Exercise details: Using the listing below, extract each line that has the word "Internet" in it.

Listing:
● ● ● ● ● ● ●

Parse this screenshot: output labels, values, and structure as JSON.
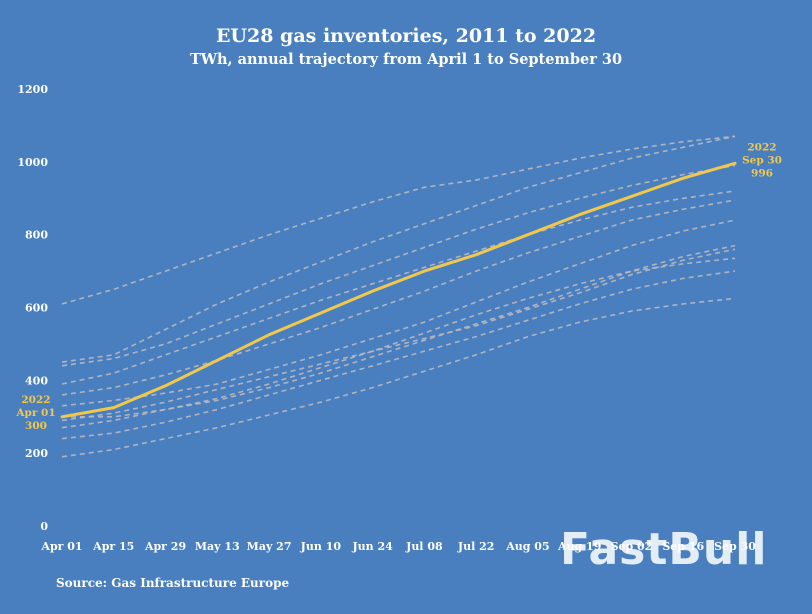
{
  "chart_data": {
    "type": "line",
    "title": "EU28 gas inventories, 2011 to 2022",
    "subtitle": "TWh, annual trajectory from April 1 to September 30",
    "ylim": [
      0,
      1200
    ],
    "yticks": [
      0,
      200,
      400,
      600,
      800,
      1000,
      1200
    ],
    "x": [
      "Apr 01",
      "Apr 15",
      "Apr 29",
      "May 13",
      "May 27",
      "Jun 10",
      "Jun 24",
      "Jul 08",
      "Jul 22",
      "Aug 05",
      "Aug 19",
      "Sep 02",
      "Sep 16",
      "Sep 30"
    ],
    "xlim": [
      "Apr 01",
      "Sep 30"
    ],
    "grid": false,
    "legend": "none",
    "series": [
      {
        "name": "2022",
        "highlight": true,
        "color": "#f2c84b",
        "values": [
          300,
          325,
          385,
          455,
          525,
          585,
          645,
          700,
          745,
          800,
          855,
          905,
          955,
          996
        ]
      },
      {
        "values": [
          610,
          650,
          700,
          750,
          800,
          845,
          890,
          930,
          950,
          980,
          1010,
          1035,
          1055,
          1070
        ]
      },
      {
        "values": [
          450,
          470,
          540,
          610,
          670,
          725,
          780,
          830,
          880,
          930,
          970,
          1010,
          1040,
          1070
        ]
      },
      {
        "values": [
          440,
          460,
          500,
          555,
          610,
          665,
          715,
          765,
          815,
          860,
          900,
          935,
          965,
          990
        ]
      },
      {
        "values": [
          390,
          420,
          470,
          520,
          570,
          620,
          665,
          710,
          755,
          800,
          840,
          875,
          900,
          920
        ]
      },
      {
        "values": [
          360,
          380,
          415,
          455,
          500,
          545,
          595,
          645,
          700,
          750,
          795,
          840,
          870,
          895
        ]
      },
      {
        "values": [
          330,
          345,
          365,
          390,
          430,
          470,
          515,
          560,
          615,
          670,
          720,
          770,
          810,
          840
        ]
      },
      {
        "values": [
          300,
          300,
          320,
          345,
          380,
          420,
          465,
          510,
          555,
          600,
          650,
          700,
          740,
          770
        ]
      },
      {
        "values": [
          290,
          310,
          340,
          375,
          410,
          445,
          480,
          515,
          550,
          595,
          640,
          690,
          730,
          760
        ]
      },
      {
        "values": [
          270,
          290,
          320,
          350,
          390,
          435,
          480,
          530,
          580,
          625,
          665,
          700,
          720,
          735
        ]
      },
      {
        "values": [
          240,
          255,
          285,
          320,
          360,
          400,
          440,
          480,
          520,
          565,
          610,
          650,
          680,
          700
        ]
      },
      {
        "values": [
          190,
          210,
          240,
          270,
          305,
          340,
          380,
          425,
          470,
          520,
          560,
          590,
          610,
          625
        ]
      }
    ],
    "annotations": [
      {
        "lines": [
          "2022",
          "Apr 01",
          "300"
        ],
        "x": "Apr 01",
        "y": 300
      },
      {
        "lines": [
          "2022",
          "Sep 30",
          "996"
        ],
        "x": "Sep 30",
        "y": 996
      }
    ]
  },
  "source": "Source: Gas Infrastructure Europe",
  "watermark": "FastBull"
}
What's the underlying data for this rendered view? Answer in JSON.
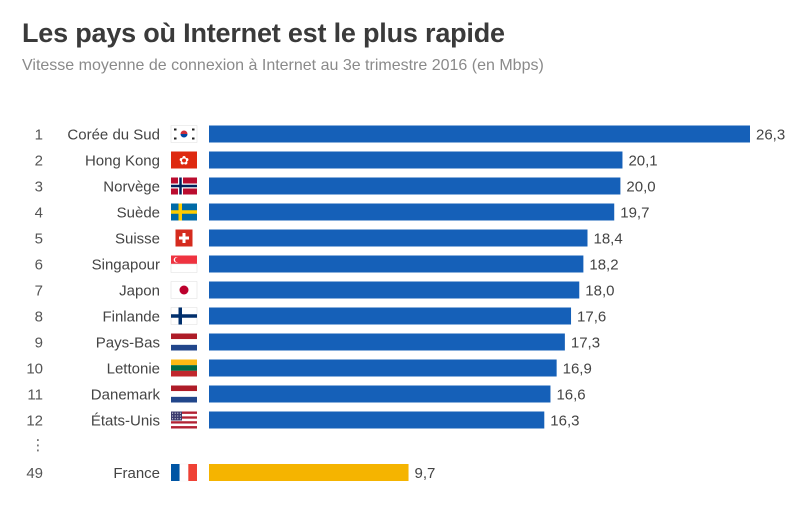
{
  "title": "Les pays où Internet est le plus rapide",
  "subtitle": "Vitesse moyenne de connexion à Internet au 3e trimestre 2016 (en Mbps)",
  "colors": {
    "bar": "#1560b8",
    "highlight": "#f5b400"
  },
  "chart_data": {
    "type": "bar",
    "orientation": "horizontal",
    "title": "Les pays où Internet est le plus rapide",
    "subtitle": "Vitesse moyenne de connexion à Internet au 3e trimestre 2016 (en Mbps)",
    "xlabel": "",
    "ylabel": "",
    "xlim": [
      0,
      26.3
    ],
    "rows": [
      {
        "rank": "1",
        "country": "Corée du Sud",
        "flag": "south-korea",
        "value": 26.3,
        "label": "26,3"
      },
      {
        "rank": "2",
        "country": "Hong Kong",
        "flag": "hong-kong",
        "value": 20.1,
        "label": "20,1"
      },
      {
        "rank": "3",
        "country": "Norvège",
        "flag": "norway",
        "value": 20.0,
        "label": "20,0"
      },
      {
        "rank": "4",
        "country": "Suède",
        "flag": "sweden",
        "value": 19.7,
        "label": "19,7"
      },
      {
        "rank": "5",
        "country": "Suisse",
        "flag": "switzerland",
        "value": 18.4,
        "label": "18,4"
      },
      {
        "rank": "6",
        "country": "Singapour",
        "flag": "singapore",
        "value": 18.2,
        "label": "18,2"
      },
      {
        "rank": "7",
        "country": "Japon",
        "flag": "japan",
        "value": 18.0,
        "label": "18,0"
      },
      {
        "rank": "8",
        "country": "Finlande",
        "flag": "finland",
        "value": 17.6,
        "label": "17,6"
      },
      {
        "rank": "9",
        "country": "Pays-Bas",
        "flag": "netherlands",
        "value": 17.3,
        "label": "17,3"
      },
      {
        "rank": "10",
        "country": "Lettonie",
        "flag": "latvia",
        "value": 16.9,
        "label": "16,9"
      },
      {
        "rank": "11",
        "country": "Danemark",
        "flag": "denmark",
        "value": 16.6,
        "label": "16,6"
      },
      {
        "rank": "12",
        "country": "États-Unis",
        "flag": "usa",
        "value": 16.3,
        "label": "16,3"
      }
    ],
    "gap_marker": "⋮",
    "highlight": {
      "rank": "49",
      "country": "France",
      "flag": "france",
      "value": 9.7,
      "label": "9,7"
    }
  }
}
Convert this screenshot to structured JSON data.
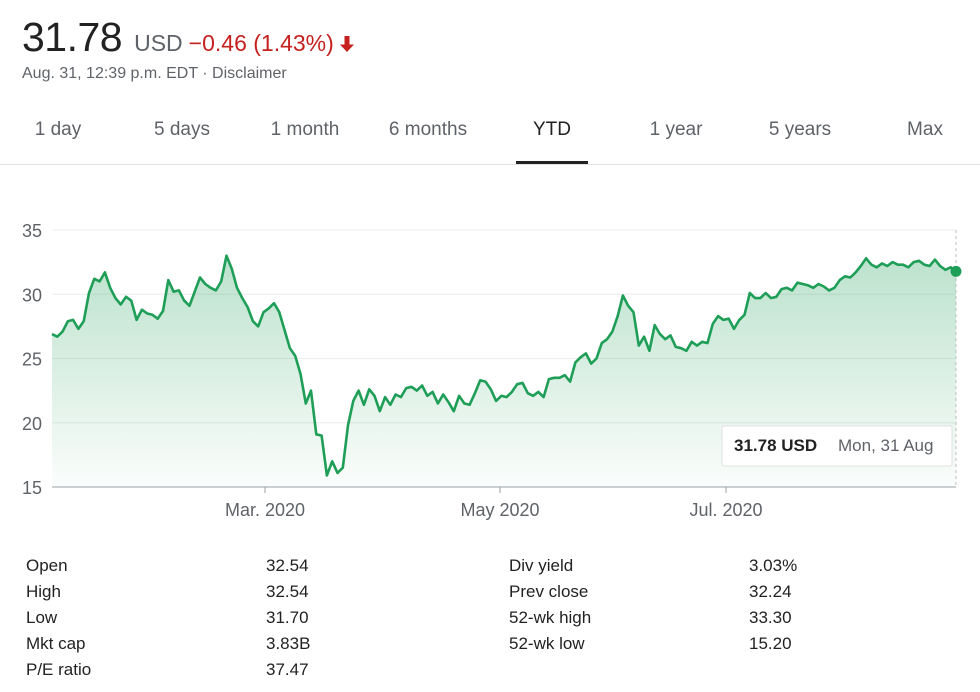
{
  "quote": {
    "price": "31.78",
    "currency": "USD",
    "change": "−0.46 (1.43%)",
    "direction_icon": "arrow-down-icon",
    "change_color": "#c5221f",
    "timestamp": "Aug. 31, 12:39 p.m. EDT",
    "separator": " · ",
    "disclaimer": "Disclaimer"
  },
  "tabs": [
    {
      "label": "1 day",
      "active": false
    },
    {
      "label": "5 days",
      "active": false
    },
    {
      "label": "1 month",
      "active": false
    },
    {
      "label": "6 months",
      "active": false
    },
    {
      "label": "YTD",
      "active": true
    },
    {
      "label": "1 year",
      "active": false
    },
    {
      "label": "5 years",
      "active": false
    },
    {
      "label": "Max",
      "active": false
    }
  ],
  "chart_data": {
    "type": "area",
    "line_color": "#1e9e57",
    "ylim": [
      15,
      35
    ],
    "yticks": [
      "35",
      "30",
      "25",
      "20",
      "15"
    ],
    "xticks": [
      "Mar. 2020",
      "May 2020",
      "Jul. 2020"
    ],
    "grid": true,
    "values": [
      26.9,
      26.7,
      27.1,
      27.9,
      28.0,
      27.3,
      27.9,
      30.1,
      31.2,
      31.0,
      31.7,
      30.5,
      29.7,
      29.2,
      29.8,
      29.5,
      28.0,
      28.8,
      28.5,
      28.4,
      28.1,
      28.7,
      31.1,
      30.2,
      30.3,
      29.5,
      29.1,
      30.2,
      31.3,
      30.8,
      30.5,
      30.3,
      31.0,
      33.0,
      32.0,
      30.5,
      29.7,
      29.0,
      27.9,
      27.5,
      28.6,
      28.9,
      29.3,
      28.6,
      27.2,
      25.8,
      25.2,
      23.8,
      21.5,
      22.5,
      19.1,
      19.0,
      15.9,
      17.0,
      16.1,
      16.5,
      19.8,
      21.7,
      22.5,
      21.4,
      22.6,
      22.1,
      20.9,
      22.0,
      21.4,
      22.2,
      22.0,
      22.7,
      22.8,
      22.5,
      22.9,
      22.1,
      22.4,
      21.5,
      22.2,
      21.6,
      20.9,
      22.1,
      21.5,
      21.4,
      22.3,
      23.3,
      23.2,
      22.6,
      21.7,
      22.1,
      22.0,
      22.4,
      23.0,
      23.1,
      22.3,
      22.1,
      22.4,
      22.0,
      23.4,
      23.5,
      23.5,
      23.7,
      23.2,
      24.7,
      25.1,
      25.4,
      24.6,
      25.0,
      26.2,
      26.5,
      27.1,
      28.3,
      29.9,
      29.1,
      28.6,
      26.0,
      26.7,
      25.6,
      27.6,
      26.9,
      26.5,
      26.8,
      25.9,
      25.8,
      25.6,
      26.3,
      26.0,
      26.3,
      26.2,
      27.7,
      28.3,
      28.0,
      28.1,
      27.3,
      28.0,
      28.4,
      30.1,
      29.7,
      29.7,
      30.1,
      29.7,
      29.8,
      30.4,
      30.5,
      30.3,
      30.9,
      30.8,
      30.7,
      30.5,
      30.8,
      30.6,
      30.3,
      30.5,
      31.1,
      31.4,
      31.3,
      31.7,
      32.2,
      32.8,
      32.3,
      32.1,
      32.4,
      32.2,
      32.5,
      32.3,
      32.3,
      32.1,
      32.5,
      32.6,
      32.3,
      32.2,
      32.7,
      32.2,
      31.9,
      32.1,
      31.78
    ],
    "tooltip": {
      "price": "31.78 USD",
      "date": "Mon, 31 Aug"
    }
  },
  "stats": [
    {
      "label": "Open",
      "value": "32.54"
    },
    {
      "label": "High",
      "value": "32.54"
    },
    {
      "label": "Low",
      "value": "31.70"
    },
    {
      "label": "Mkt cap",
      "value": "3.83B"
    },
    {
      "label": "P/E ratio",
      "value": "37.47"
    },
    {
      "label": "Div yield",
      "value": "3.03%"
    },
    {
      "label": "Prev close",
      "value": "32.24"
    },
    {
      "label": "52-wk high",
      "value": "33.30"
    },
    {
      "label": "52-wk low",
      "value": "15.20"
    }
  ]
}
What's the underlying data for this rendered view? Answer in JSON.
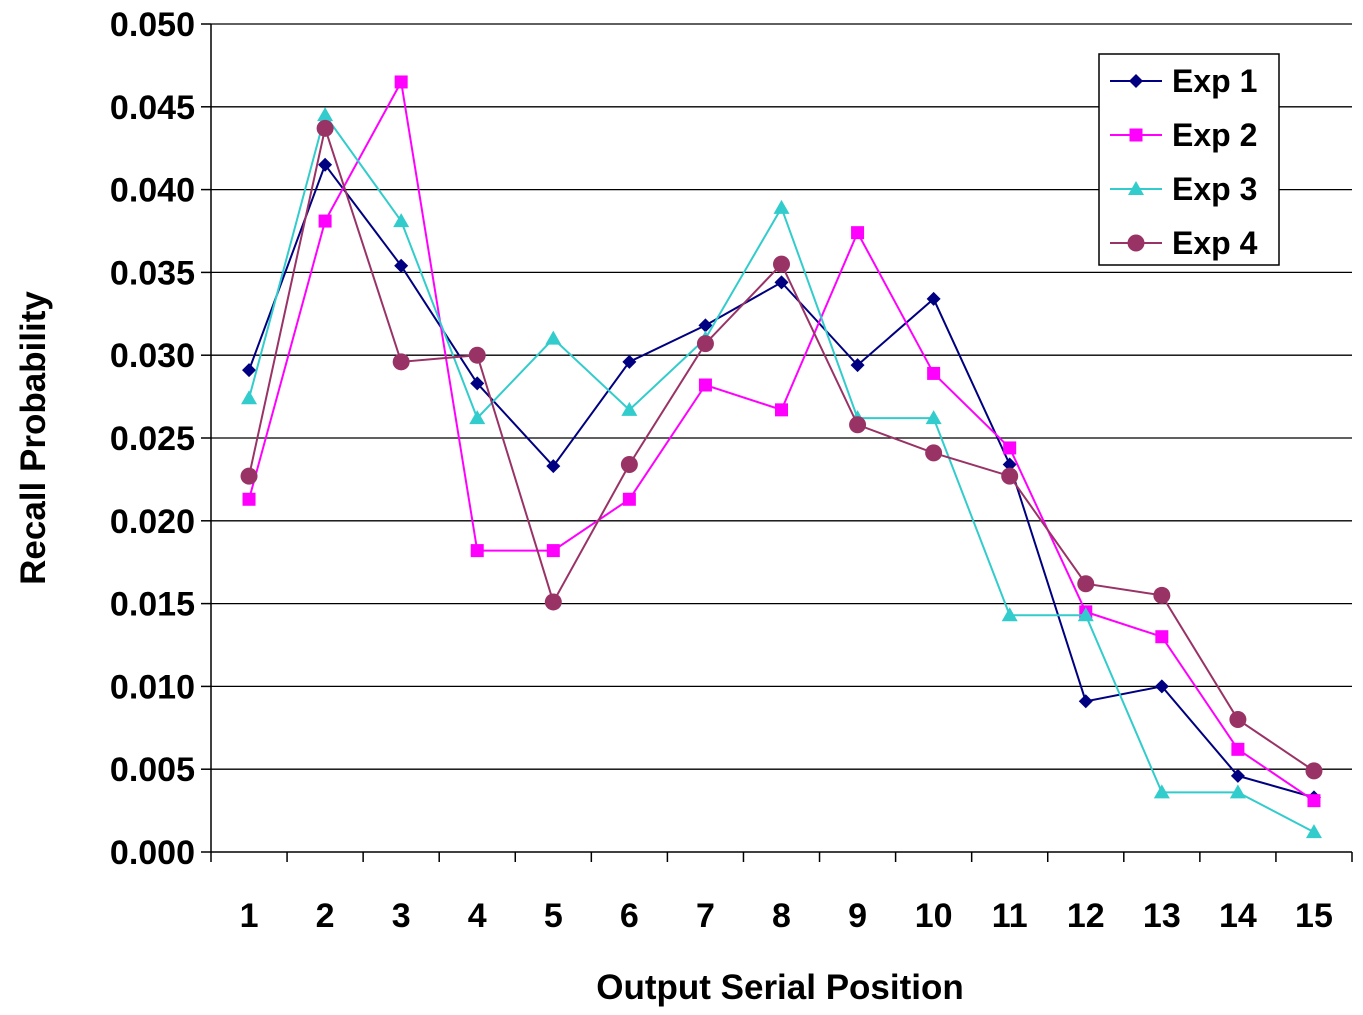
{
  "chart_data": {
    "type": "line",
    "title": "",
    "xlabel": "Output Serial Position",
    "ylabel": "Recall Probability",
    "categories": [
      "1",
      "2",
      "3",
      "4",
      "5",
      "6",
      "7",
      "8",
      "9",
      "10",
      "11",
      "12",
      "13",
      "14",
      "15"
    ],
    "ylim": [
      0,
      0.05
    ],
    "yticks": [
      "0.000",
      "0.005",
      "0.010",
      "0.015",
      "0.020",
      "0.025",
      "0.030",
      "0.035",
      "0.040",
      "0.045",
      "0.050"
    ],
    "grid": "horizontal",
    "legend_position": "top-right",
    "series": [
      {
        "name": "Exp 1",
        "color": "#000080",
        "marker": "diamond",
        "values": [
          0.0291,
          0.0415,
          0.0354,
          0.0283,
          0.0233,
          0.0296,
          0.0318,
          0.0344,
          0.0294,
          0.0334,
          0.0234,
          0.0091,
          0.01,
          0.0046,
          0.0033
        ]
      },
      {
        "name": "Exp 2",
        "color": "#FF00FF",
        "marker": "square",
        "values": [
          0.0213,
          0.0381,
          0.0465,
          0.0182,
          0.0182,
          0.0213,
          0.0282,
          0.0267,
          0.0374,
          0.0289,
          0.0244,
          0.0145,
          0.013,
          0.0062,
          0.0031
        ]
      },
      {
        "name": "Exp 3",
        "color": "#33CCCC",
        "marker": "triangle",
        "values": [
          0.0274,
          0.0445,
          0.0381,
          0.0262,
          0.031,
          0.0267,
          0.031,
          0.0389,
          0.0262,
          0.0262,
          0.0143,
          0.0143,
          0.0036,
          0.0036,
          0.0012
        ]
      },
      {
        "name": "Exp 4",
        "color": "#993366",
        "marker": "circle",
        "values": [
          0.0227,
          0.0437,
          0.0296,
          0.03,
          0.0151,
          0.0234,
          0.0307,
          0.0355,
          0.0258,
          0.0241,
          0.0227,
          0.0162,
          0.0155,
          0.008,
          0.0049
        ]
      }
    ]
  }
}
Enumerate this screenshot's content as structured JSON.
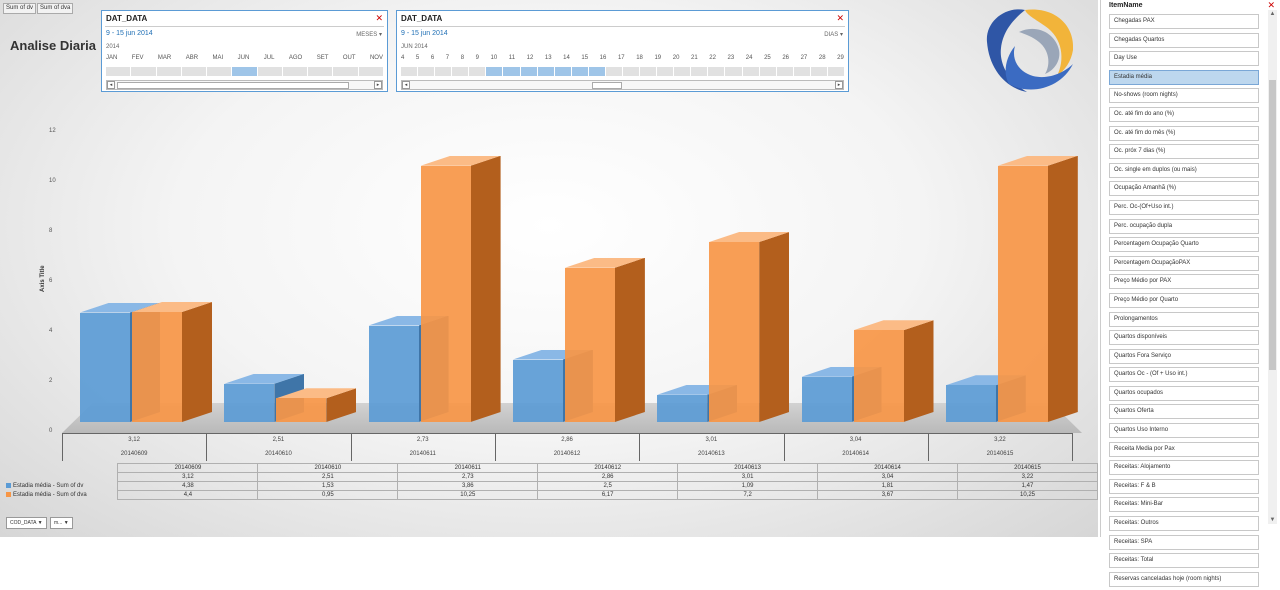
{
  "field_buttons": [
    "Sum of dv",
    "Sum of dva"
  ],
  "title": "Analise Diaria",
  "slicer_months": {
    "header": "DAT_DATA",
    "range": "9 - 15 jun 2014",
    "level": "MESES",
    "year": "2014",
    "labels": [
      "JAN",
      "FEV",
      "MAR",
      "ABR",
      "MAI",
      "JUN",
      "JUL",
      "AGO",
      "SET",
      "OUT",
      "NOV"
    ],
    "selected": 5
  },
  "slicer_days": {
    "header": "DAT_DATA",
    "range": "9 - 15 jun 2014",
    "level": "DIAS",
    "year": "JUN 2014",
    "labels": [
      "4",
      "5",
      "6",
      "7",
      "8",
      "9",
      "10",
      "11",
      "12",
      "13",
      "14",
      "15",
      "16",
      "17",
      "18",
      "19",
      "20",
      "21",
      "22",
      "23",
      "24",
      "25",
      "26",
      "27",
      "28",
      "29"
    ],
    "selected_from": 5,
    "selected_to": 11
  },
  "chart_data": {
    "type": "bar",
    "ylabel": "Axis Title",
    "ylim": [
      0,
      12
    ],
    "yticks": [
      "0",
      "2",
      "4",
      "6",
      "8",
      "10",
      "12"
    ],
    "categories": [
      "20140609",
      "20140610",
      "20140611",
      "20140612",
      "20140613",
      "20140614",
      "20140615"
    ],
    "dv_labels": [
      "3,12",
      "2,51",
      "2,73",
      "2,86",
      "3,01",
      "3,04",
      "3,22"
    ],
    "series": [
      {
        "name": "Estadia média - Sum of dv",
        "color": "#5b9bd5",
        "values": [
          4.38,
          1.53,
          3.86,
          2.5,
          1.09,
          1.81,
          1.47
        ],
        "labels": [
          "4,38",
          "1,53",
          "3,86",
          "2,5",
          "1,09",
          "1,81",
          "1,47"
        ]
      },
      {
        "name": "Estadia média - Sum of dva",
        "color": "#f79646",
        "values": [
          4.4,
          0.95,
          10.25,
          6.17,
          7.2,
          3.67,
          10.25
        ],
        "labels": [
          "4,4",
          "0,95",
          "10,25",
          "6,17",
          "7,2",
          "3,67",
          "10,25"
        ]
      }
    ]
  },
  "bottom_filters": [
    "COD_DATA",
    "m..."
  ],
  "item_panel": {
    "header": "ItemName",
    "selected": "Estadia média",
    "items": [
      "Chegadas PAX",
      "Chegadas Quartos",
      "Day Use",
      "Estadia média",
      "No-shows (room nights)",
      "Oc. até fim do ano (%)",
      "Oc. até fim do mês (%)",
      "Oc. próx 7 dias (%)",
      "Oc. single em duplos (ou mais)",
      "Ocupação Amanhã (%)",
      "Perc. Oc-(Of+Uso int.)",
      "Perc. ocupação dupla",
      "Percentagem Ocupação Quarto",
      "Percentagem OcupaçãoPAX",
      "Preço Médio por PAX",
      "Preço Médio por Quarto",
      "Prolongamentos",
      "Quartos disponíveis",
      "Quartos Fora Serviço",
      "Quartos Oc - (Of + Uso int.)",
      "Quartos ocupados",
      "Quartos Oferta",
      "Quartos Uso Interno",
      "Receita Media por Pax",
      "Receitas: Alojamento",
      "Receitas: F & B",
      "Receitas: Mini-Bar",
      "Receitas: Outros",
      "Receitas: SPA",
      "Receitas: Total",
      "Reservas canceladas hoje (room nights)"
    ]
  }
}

● ● ● ● ● ● ●

Correct result:
  "title": "Les pays où Internet est le plus rapide",
  "subtitle": "Vitesse moyenne de connexion à Internet au 3e trimestre 2016 (en Mbps)",
    "title": "Les pays où Internet est le plus rapide",
    "subtitle": "Vitesse moyenne de connexion à Internet au 3e trimestre 2016 (en Mbps)",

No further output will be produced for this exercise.